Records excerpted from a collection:
######

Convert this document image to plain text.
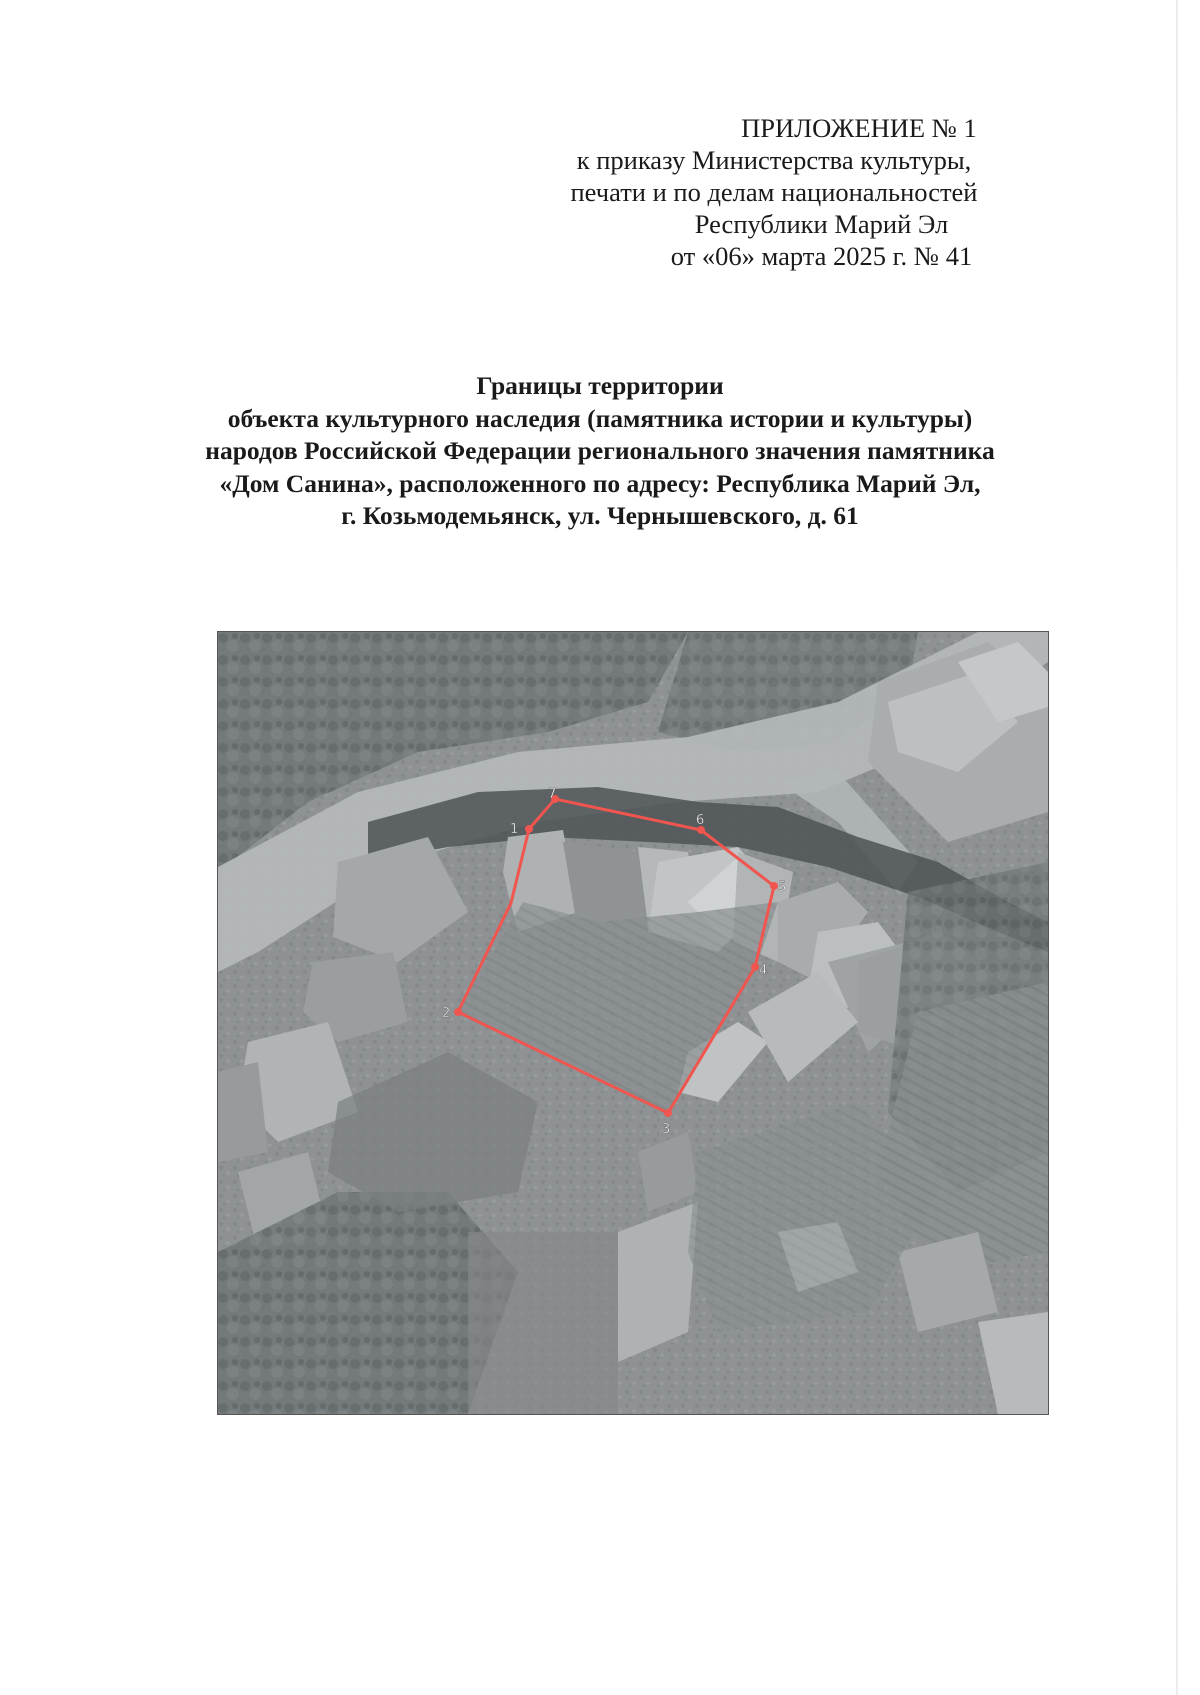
ПРИЛОЖЕНИЕ № 1
к приказу Министерства культуры,
печати и по делам национальностей
Республики Марий Эл
от «06» марта 2025 г. № 41
Границы территории
объекта культурного наследия (памятника истории и культуры)
народов Российской Федерации регионального значения памятника
«Дом Санина», расположенного по адресу: Республика Марий Эл,
г. Козьмодемьянск, ул. Чернышевского, д. 61
1
2
3
4
5
6
7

######

**GIVEN INSTRUCTION:** Pull out each line of the listing that holds the string "памятника".

**FULL OUTPUT:**
объекта культурного наследия (памятника истории и культуры)
народов Российской Федерации регионального значения памятника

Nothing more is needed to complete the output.